Rewrite the section of the penal policy speech from "After decades during" up to and including "often in opposition.", putting "overcrowded" in place of "crumbling".

_Page extract:_
<<<<

(4 months ago)
Lords ChamberMy Lords, I too warmly welcome the noble Lord, Lord Timpson, and I regard his appointment as Prisons Minister as one of the best decisions the new Prime Minister has made since he took office. I also welcome the noble Lord, Lord Hanson, who will be winding up this debate. I wish to address penal policy, and I declare an interest as president of the Howard League for Penal Reform.
After decades during which, if we are honest with ourselves, we have to concede that both the UK’s main political parties were occasionally prone to weaponising criminal justice for electoral gain, the chickens really have come home to roost. Successive Governments created new offences, raised sentences, reduced remission and increased tariffs, and the result has been an epic failure of public policy, filling our crumbling prisons to capacity and forcing the new Lord Chancellor to announce emergency measures on remission—just to keep the system from complete collapse, as she made clear. But this response buys just 18 months until the prisons are full again, so on its own it looks rather like the sort of sticking-plaster politics that the new Prime Minister decried so often in opposition.
It is a crisis that was foreseeable. As we know, Alex Chalk, the estimable former Secretary of State for Justice, who is a great loss to Parliament, warned the Prime Minister that this would happen, and it was left until after the election. But this is precisely how we got here. Headlines before delivery, a sporadic arms race in punitive rhetoric—these were political choices made over many years by Governments of all stripes, quite disconnected from the pragmatic delivery of justice. As everyone now sees, a particular low was the failure to increase prison capacity in the face of a rocketing prison population driven by deliberate public policy. A bit like operating a brewery without manufacturing bottles, for 30 years Governments have been drunkenly good at increasing the flow of inmates, but without creating sufficient new spaces to house them. A government spending review in 2020 promising an impressive 20,000 new prison cells by 2025 has brought us fewer than 4,000, with one year to go. They claimed the full number would be operational by 2030: did anyone really believe that?
There are two reasons why prison-building is unpopular with Governments. First, it is mind-bogglingly expensive: each new cell costs over £600,000 of capital expenditure. At this price, who would choose a prison over a school or a hospital? The second reason is that for the great majority of prisoners on short sentences—those who are not dangerous, and those who are addicts, mentally ill or just a nuisance—prison demonstrably does not work, and successive Governments have known it.
We do not just have the highest prison population in western Europe; we also have some of the worst recidivism rates. For adults released from sentences of less than two years, no less than 50% reoffend. We know from research that recidivism rates are lower for those on community punishments. Why should this be surprising? As a notably right-wing Conservative Home Secretary, Lord Waddington, said many years ago:
“Prison is an expensive way of making bad people worse”.

>>>>

_Record extracts:_
<<<<

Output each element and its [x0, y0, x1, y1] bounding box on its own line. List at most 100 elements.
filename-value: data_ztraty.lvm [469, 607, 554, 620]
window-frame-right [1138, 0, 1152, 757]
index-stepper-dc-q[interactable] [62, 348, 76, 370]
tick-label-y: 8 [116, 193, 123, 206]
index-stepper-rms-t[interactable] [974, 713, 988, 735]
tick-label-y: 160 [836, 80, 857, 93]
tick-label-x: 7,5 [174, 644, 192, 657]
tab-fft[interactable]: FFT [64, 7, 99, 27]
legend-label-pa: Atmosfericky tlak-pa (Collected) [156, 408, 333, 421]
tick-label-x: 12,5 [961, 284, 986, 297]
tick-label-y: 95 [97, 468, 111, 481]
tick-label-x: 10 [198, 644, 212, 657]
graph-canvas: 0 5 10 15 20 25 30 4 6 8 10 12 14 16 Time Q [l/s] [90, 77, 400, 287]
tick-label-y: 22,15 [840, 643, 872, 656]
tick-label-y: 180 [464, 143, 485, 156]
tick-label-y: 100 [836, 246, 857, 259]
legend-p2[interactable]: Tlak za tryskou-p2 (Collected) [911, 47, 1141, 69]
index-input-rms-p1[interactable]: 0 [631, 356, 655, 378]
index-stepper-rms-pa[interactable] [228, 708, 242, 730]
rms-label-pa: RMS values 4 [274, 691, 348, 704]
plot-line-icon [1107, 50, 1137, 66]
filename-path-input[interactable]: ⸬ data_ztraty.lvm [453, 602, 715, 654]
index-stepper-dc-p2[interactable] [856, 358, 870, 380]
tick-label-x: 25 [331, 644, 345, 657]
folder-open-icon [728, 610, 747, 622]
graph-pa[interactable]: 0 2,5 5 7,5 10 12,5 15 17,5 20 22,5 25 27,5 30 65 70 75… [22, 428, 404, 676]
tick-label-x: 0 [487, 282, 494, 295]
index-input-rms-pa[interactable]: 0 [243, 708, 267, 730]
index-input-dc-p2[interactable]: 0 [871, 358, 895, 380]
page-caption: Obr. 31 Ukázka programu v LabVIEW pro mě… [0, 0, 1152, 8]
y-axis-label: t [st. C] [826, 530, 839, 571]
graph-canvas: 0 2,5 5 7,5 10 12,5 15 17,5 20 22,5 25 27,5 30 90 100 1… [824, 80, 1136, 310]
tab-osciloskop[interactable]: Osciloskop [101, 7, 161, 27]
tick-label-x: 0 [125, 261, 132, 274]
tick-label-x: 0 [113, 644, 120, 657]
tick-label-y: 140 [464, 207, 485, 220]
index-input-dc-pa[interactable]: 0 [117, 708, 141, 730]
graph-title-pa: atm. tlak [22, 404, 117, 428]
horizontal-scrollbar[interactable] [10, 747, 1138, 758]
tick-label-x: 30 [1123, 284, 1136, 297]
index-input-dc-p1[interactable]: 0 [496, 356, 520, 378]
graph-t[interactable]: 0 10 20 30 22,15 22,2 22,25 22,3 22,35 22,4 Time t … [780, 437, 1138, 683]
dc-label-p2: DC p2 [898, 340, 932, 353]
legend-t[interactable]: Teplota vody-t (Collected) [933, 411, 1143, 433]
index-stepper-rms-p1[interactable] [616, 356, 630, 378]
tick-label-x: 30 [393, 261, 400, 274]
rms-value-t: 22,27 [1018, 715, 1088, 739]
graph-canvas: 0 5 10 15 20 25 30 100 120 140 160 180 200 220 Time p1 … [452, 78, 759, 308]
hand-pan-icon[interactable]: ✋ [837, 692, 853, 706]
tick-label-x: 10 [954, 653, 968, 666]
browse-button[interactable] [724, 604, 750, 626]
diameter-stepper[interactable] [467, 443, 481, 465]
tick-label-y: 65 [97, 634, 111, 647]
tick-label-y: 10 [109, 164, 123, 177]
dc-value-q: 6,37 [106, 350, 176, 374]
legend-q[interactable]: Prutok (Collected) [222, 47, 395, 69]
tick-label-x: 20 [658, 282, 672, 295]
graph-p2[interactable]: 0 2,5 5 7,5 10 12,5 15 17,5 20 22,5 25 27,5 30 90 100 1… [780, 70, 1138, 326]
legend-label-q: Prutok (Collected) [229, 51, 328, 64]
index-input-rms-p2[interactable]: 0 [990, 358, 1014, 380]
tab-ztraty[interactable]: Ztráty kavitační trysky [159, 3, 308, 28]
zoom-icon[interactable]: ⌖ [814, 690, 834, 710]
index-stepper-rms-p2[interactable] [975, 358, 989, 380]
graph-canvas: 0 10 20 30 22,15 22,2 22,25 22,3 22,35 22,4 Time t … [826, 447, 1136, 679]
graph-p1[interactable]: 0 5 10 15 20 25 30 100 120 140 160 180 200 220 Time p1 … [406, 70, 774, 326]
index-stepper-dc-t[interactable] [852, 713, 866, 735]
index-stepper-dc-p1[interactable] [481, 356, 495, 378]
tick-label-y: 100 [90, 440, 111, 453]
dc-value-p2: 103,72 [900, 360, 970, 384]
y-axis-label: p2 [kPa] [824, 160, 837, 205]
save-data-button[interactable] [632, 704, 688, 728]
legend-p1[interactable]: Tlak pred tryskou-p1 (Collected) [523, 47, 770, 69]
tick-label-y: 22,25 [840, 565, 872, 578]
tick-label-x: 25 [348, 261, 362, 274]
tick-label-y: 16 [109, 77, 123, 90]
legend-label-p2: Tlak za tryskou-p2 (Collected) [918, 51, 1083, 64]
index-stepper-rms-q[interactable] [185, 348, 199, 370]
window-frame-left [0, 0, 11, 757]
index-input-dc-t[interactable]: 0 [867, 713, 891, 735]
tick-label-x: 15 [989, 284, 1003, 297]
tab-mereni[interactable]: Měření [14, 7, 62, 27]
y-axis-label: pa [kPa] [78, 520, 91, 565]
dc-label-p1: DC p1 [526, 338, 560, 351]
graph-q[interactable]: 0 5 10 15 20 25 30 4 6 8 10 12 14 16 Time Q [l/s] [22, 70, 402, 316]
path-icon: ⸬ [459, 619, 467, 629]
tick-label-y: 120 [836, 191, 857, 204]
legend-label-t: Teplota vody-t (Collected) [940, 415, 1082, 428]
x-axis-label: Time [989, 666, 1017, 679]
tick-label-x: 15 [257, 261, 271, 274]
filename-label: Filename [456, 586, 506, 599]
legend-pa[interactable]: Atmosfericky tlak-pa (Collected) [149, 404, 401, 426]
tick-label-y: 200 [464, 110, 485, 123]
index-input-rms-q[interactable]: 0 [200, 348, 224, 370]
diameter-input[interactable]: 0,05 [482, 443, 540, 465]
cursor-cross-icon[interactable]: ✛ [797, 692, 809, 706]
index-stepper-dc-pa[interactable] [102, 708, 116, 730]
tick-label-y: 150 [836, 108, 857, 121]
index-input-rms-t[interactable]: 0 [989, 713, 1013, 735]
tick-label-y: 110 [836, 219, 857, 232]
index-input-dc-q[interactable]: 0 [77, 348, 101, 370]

>>>>

_Output of the task:_
After decades during which, if we are honest with ourselves, we have to concede that both the UK’s main political parties were occasionally prone to weaponising criminal justice for electoral gain, the chickens really have come home to roost. Successive Governments created new offences, raised sentences, reduced remission and increased tariffs, and the result has been an epic failure of public policy, filling our overcrowded prisons to capacity and forcing the new Lord Chancellor to announce emergency measures on remission—just to keep the system from complete collapse, as she made clear. But this response buys just 18 months until the prisons are full again, so on its own it looks rather like the sort of sticking-plaster politics that the new Prime Minister decried so often in opposition.